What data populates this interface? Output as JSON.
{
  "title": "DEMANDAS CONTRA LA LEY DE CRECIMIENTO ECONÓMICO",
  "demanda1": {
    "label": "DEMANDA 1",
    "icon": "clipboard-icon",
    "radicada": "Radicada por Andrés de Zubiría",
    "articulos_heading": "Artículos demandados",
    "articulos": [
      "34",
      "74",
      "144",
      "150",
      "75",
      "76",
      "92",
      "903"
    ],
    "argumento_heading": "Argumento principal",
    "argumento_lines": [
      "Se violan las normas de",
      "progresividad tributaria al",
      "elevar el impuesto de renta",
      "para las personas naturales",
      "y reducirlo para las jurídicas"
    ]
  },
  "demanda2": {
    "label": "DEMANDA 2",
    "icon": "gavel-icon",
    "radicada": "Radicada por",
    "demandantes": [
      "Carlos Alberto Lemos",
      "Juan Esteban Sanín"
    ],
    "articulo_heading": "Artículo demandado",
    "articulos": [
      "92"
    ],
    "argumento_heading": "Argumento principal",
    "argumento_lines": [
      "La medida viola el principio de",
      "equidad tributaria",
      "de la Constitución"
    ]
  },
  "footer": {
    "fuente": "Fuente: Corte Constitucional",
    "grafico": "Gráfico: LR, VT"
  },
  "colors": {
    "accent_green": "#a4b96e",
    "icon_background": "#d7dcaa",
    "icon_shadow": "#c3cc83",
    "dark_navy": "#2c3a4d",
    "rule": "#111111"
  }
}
──────────
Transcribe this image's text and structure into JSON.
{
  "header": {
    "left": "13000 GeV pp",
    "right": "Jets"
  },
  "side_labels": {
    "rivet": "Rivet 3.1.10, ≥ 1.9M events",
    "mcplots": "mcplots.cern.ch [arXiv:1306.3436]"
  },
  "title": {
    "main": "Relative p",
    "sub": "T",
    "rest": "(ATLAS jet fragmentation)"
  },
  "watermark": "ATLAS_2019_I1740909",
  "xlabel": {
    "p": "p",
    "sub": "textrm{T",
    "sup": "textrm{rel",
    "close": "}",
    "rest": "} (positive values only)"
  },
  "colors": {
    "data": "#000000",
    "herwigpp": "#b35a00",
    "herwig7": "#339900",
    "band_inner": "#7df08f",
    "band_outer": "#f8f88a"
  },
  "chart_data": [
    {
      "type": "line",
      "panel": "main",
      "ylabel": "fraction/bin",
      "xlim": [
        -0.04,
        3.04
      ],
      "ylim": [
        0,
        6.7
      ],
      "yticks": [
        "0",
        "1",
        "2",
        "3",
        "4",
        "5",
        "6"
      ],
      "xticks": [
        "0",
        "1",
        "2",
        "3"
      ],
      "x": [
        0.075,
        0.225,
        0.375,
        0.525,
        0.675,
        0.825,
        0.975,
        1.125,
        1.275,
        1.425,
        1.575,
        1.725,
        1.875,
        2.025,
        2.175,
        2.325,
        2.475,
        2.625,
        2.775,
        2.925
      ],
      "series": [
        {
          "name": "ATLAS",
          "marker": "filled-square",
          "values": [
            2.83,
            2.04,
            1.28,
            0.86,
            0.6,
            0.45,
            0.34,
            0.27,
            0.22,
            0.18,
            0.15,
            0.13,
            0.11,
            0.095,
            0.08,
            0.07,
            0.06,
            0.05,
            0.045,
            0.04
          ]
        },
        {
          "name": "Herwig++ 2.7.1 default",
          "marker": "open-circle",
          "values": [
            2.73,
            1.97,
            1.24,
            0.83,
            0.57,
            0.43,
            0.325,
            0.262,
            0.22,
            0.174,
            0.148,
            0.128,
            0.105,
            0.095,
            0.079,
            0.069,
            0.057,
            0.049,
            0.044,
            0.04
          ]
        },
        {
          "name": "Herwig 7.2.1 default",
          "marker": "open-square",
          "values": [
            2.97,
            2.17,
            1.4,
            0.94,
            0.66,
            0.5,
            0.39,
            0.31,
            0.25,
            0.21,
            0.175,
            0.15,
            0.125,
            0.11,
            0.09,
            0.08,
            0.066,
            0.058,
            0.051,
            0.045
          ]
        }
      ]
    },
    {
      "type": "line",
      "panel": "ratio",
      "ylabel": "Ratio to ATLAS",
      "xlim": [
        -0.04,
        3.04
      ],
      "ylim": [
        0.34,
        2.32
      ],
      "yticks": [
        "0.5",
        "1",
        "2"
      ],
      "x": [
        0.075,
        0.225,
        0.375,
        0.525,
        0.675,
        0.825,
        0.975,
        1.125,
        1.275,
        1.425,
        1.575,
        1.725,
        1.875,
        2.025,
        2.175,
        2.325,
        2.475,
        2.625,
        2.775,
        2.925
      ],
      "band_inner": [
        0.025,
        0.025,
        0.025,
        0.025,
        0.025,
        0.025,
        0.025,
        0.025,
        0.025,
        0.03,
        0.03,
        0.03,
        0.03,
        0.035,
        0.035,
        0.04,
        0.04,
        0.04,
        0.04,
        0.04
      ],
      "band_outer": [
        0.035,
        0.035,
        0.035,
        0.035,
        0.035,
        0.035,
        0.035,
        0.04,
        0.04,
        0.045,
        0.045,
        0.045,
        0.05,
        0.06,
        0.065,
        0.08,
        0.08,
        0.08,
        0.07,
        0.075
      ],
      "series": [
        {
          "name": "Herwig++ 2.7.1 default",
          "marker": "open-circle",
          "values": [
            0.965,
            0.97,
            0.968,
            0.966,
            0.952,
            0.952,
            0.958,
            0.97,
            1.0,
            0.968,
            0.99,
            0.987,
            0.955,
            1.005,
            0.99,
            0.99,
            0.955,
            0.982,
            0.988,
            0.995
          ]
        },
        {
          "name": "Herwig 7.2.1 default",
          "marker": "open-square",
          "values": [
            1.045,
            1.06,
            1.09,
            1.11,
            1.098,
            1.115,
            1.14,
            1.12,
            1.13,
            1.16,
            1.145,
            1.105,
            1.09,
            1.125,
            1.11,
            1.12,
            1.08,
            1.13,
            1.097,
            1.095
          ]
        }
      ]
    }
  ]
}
──────────
→ **Aim of the exercise**
List each line holding the string "para".

→ **Task answer**
      "para las personas naturales",
      "y reducirlo para las jurídicas"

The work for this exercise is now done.